→ Exercise
Output every entry exactly as written, skipping any pictures.

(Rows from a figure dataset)
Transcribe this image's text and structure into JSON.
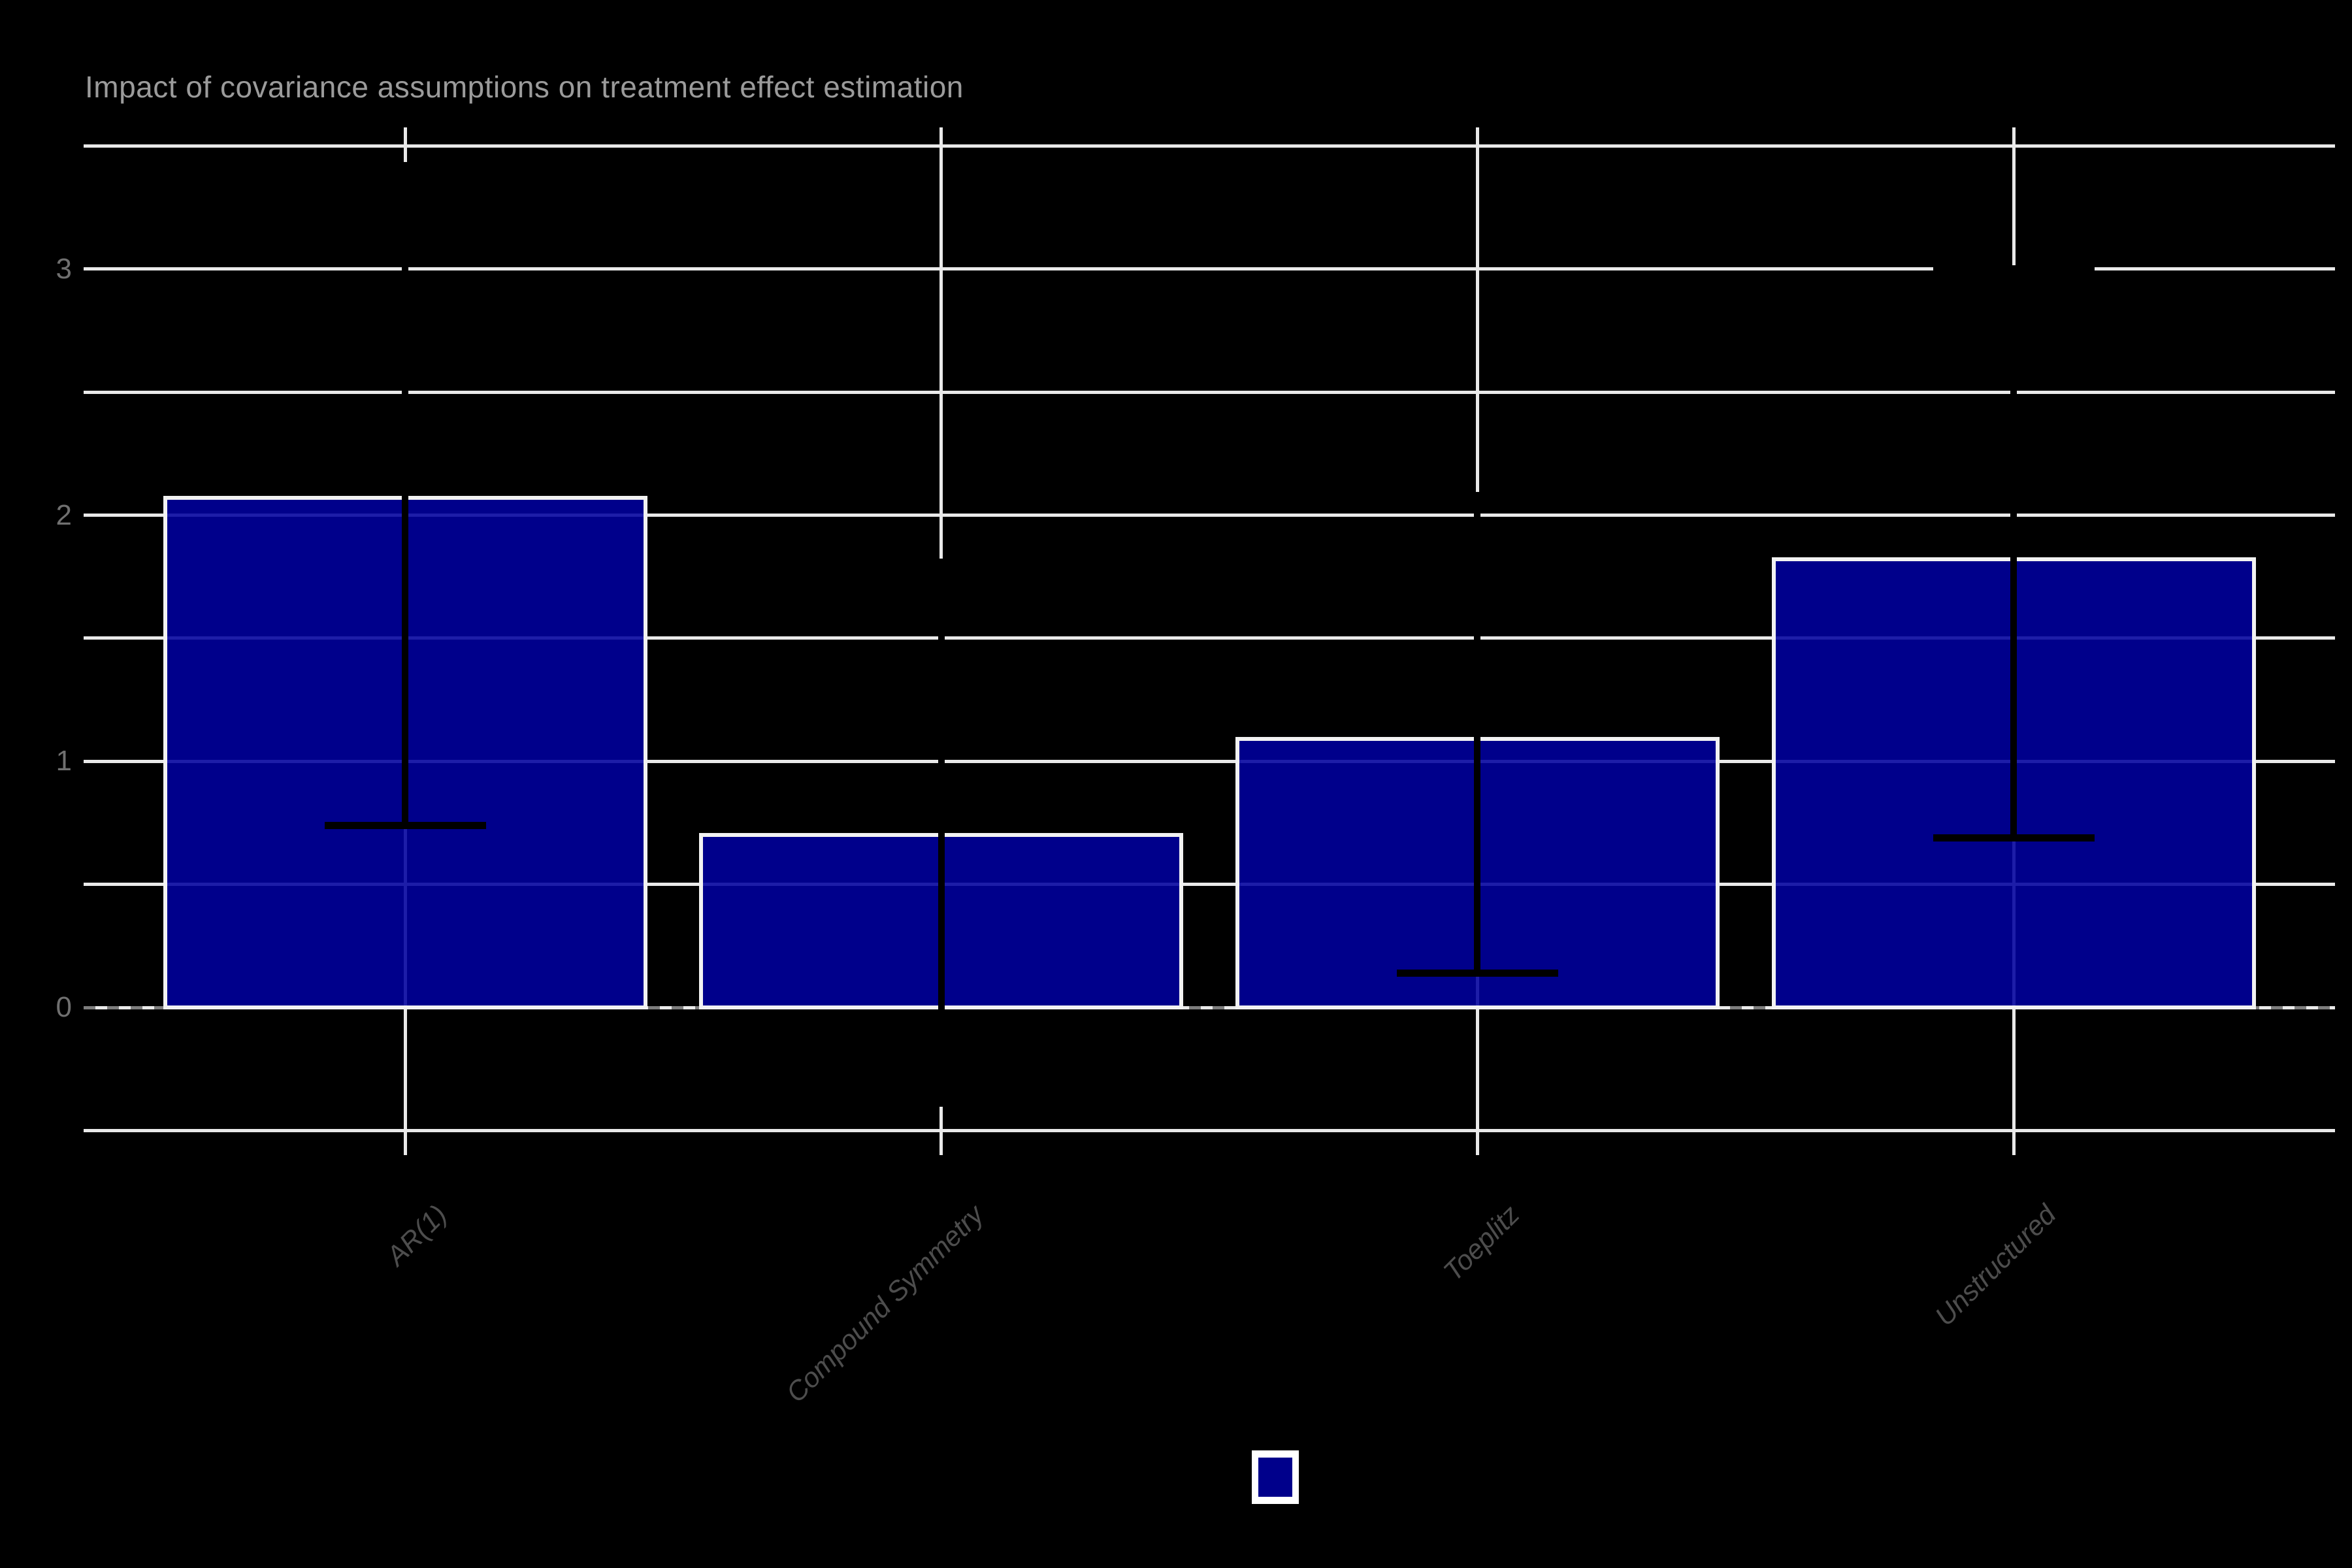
{
  "chart_data": {
    "type": "bar",
    "title": "Impact of covariance assumptions on treatment effect estimation",
    "categories": [
      "AR(1)",
      "Compound Symmetry",
      "Toeplitz",
      "Unstructured"
    ],
    "values": [
      2.07,
      0.7,
      1.09,
      1.82
    ],
    "error_bars": {
      "low": [
        0.74,
        -0.39,
        0.14,
        0.69
      ],
      "high": [
        3.42,
        1.81,
        2.08,
        3.0
      ]
    },
    "xlabel": "",
    "ylabel": "",
    "y_ticks": [
      0,
      1,
      2,
      3
    ],
    "ylim": [
      -0.6,
      3.57
    ],
    "grid": {
      "show": true,
      "interval": 0.5,
      "min": -0.5,
      "max": 3.5
    },
    "zero_reference_line": {
      "style": "dashed"
    },
    "legend": {
      "position": "bottom-center",
      "labels_visible": false
    }
  },
  "style": {
    "background": "#000000",
    "bar_fill_rgba": "rgba(0,0,158,0.88)",
    "legend_fill": "#00008b",
    "bar_border": "#f2f2f2",
    "grid_color": "#e9e9e9",
    "error_bar_color": "#000000",
    "zero_line_color": "#7d7d7d",
    "title_color": "#9b9b9b",
    "y_label_color": "#707070",
    "x_label_color": "#4d4d4d"
  }
}
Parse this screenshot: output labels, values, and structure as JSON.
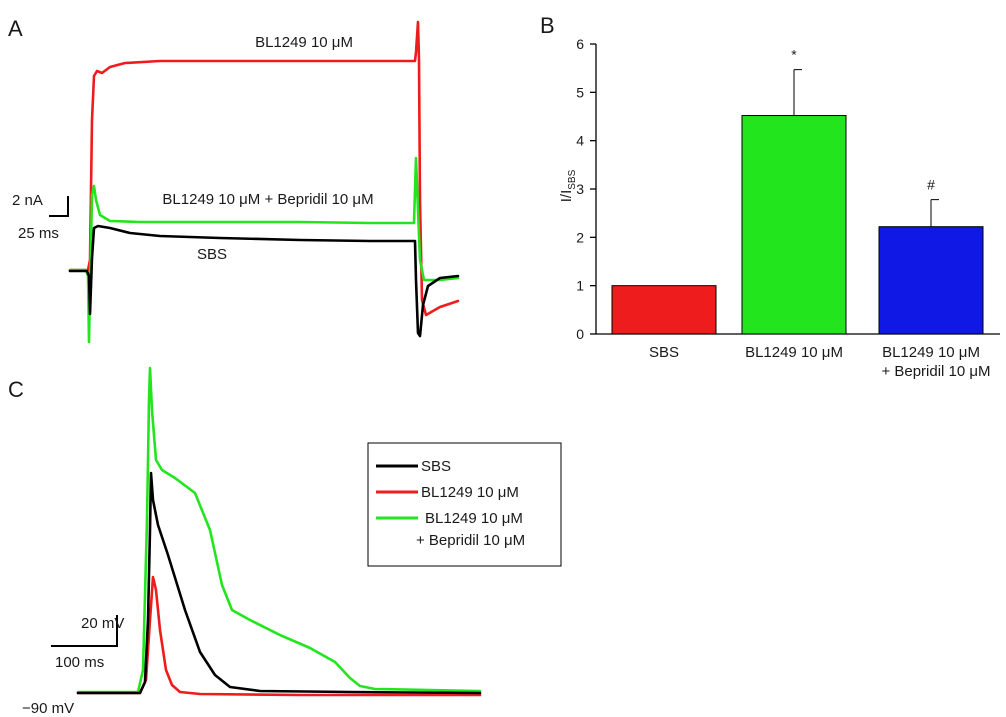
{
  "colors": {
    "sbs": "#000000",
    "bl1249": "#ee1c1c",
    "bepridil": "#22e51e",
    "bar_blue": "#1018e6"
  },
  "panel_a": {
    "letter": "A",
    "labels": {
      "bl1249": "BL1249 10 μM",
      "combo": "BL1249 10 μM + Bepridil 10 μM",
      "sbs": "SBS"
    },
    "scale": {
      "current": "2 nA",
      "time": "25 ms"
    }
  },
  "chart_data": [
    {
      "panel": "B",
      "type": "bar",
      "title": "",
      "ylabel": "I/I",
      "ylabel_sub": "SBS",
      "ylim": [
        0,
        6
      ],
      "yticks": [
        0,
        1,
        2,
        3,
        4,
        5,
        6
      ],
      "categories": [
        "SBS",
        "BL1249 10 μM",
        "BL1249 10 μM\n+ Bepridil 10 μM"
      ],
      "values": [
        1.0,
        4.52,
        2.22
      ],
      "errors": [
        0,
        0.95,
        0.56
      ],
      "significance": [
        "",
        "*",
        "#"
      ],
      "bar_colors": [
        "#ee1c1c",
        "#22e51e",
        "#1018e6"
      ]
    }
  ],
  "panel_c": {
    "letter": "C",
    "legend": [
      {
        "label": "SBS",
        "color": "#000000"
      },
      {
        "label": "BL1249 10 μM",
        "color": "#ee1c1c"
      },
      {
        "label": "BL1249 10 μM",
        "label2": "+ Bepridil 10 μM",
        "color": "#22e51e"
      }
    ],
    "scale": {
      "voltage": "20 mV",
      "time": "100 ms"
    },
    "baseline": "−90 mV"
  }
}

→ Answer in full
Transcribe this image's text and structure into JSON.
{
  "chart_data": {
    "type": "bar",
    "title": "Impact of covariance assumptions on treatment effect estimation",
    "categories": [
      "AR(1)",
      "Compound Symmetry",
      "Toeplitz",
      "Unstructured"
    ],
    "values": [
      2.07,
      0.7,
      1.09,
      1.82
    ],
    "error_bars": {
      "low": [
        0.74,
        -0.39,
        0.14,
        0.69
      ],
      "high": [
        3.42,
        1.81,
        2.08,
        3.0
      ]
    },
    "xlabel": "",
    "ylabel": "",
    "y_ticks": [
      0,
      1,
      2,
      3
    ],
    "ylim": [
      -0.6,
      3.57
    ],
    "grid": {
      "show": true,
      "interval": 0.5,
      "min": -0.5,
      "max": 3.5
    },
    "zero_reference_line": {
      "style": "dashed"
    },
    "legend": {
      "position": "bottom-center",
      "labels_visible": false
    }
  },
  "style": {
    "background": "#000000",
    "bar_fill_rgba": "rgba(0,0,158,0.88)",
    "legend_fill": "#00008b",
    "bar_border": "#f2f2f2",
    "grid_color": "#e9e9e9",
    "error_bar_color": "#000000",
    "zero_line_color": "#7d7d7d",
    "title_color": "#9b9b9b",
    "y_label_color": "#707070",
    "x_label_color": "#4d4d4d"
  }
}
Parse this screenshot: output labels, values, and structure as JSON.
{
  "colors": {
    "sbs": "#000000",
    "bl1249": "#ee1c1c",
    "bepridil": "#22e51e",
    "bar_blue": "#1018e6"
  },
  "panel_a": {
    "letter": "A",
    "labels": {
      "bl1249": "BL1249 10 μM",
      "combo": "BL1249 10 μM + Bepridil 10 μM",
      "sbs": "SBS"
    },
    "scale": {
      "current": "2 nA",
      "time": "25 ms"
    }
  },
  "chart_data": [
    {
      "panel": "B",
      "type": "bar",
      "title": "",
      "ylabel": "I/I",
      "ylabel_sub": "SBS",
      "ylim": [
        0,
        6
      ],
      "yticks": [
        0,
        1,
        2,
        3,
        4,
        5,
        6
      ],
      "categories": [
        "SBS",
        "BL1249 10 μM",
        "BL1249 10 μM\n+ Bepridil 10 μM"
      ],
      "values": [
        1.0,
        4.52,
        2.22
      ],
      "errors": [
        0,
        0.95,
        0.56
      ],
      "significance": [
        "",
        "*",
        "#"
      ],
      "bar_colors": [
        "#ee1c1c",
        "#22e51e",
        "#1018e6"
      ]
    }
  ],
  "panel_c": {
    "letter": "C",
    "legend": [
      {
        "label": "SBS",
        "color": "#000000"
      },
      {
        "label": "BL1249 10 μM",
        "color": "#ee1c1c"
      },
      {
        "label": "BL1249 10 μM",
        "label2": "+ Bepridil 10 μM",
        "color": "#22e51e"
      }
    ],
    "scale": {
      "voltage": "20 mV",
      "time": "100 ms"
    },
    "baseline": "−90 mV"
  }
}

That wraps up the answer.